[Stored records]
***

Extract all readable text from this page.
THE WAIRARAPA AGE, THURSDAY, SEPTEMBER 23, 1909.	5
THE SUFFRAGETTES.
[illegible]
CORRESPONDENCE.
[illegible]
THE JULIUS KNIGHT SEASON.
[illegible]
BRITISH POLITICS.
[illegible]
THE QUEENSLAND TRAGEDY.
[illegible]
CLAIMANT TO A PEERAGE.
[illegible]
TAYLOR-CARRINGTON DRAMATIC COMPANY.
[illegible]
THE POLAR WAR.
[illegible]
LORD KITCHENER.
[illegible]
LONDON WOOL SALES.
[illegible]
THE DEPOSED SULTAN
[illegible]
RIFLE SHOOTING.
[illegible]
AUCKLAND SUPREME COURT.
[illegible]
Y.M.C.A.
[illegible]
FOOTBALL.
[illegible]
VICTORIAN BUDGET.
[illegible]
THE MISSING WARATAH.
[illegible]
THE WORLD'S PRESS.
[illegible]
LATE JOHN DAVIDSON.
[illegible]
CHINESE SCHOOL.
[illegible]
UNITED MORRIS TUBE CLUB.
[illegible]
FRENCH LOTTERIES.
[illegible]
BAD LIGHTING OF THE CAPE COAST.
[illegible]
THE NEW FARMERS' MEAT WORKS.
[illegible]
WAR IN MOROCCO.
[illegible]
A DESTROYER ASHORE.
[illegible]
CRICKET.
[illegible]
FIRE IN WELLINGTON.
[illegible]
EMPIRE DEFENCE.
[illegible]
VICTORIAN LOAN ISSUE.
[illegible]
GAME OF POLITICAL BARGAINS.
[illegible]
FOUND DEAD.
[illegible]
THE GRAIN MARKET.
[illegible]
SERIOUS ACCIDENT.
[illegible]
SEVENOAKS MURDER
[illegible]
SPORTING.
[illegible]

***

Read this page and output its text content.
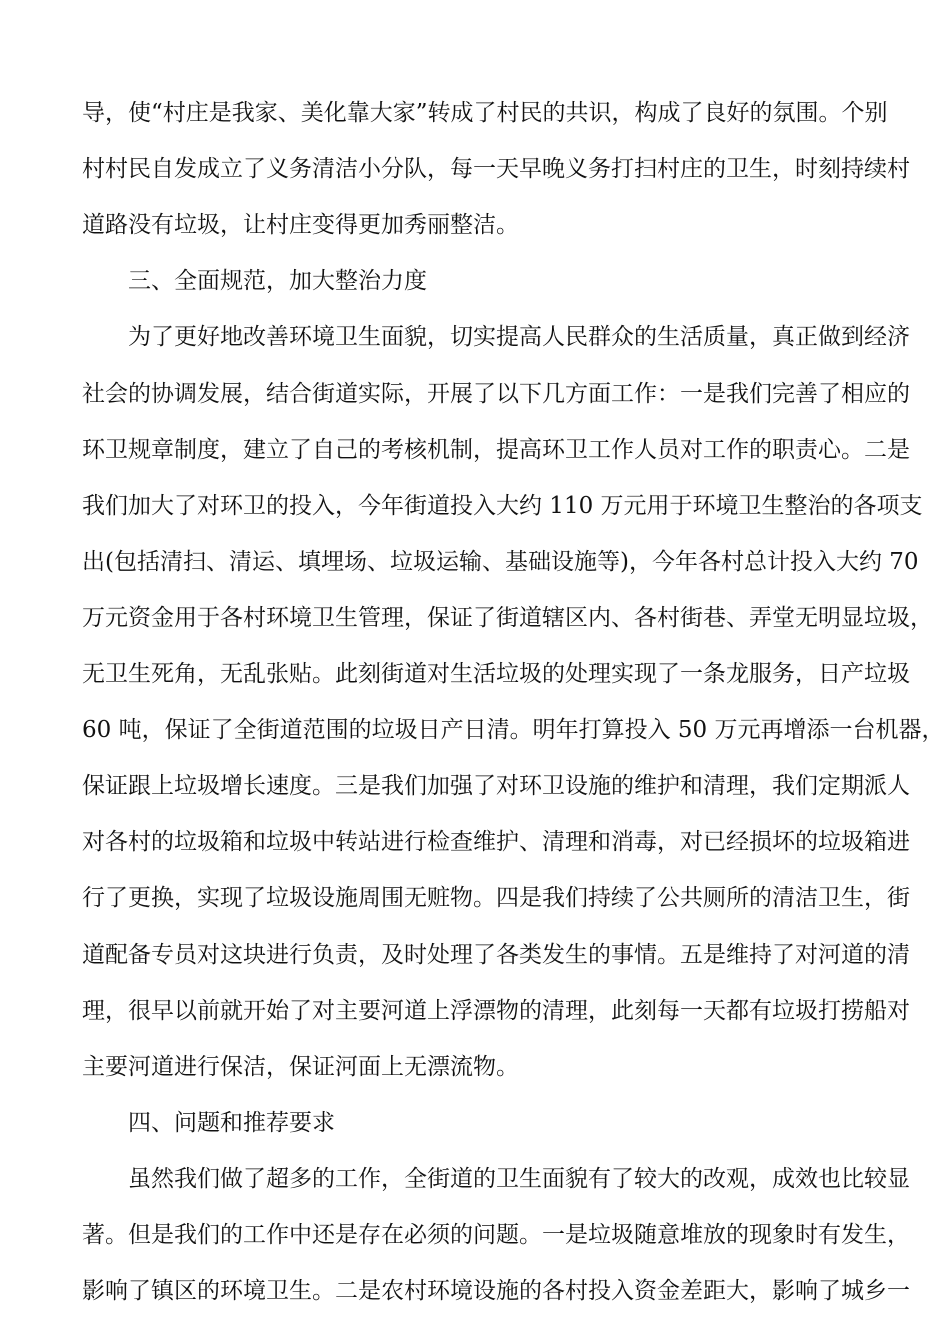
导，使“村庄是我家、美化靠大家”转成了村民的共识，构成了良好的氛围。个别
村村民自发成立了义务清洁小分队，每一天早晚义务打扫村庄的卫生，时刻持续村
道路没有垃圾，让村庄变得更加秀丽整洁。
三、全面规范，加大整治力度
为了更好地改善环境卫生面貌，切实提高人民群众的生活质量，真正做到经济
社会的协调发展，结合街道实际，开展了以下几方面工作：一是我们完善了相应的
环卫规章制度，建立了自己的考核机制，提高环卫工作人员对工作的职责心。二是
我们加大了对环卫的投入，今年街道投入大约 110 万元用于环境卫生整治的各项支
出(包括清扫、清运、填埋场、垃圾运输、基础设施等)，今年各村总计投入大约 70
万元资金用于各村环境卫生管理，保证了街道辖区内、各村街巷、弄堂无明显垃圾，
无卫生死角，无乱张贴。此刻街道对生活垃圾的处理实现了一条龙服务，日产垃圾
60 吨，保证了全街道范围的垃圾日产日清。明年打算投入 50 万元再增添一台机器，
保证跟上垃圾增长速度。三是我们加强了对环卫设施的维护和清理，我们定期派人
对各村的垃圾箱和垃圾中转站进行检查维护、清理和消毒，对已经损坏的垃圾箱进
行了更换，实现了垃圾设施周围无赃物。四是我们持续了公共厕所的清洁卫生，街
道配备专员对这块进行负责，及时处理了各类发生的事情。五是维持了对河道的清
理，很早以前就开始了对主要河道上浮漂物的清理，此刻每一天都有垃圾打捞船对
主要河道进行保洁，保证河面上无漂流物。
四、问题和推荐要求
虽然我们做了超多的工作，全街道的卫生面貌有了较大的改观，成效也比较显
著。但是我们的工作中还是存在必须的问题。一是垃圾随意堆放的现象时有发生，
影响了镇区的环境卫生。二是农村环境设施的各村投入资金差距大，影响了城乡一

***

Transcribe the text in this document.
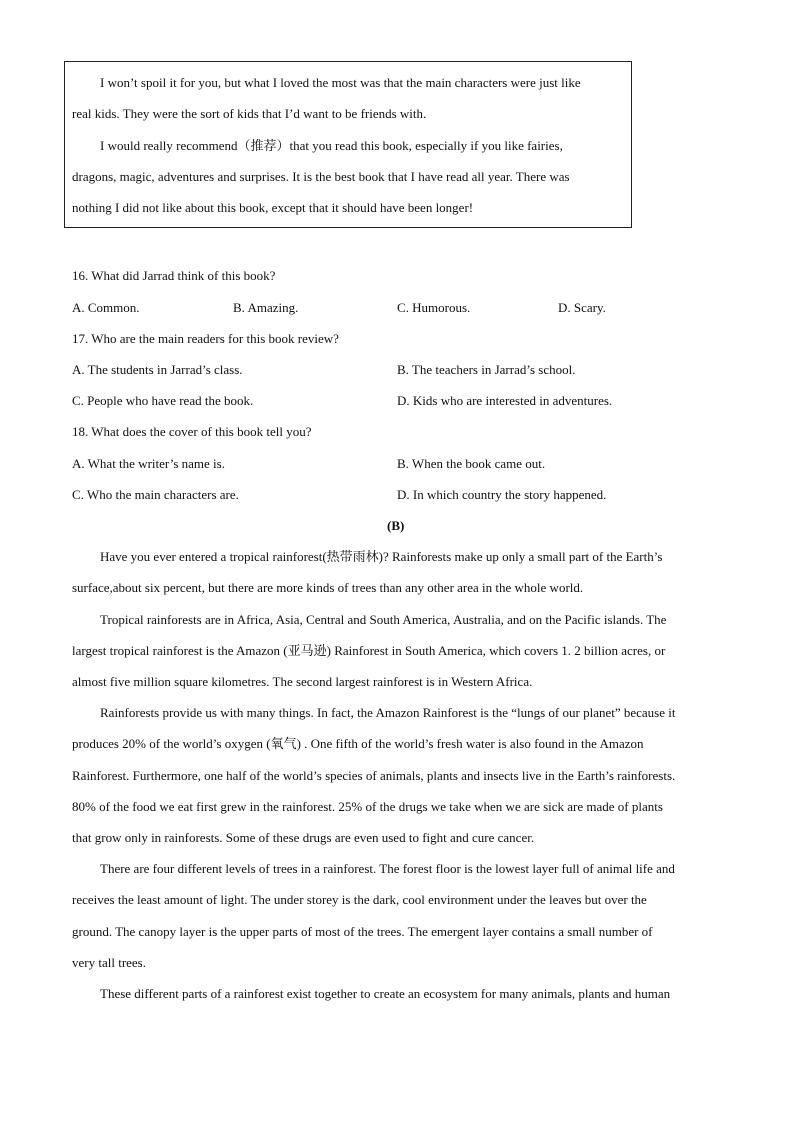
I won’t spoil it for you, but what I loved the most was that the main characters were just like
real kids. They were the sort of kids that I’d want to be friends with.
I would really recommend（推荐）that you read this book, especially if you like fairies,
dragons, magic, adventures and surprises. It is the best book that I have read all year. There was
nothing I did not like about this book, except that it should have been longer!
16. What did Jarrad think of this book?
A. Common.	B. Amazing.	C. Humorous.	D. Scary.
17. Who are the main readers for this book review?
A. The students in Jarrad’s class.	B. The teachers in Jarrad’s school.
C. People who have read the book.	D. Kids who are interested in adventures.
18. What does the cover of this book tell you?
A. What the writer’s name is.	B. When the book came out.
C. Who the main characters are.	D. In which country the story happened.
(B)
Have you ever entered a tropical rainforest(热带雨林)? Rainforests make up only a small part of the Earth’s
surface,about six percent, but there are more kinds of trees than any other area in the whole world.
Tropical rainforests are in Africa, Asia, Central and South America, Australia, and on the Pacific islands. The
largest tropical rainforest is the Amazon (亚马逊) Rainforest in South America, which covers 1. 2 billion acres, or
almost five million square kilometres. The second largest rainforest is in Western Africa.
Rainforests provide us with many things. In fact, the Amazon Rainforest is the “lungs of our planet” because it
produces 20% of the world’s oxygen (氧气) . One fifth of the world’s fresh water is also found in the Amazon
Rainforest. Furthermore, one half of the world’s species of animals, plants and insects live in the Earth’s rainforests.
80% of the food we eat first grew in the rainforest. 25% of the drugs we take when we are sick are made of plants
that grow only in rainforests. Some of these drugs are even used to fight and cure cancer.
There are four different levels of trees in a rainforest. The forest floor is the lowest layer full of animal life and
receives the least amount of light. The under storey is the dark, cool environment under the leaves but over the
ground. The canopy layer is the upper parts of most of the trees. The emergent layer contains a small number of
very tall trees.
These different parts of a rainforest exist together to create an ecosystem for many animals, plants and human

***

**Written request:** Where a line in the entries holds the word "this", copy that line.

**Exercise answer:**
Extract all readable text from this page.
Read this page and output its text content.
Transcribe the text in this document.
I would really recommend（推荐）that you read this book, especially if you like fairies,
nothing I did not like about this book, except that it should have been longer!
16. What did Jarrad think of this book?
17. Who are the main readers for this book review?
18. What does the cover of this book tell you?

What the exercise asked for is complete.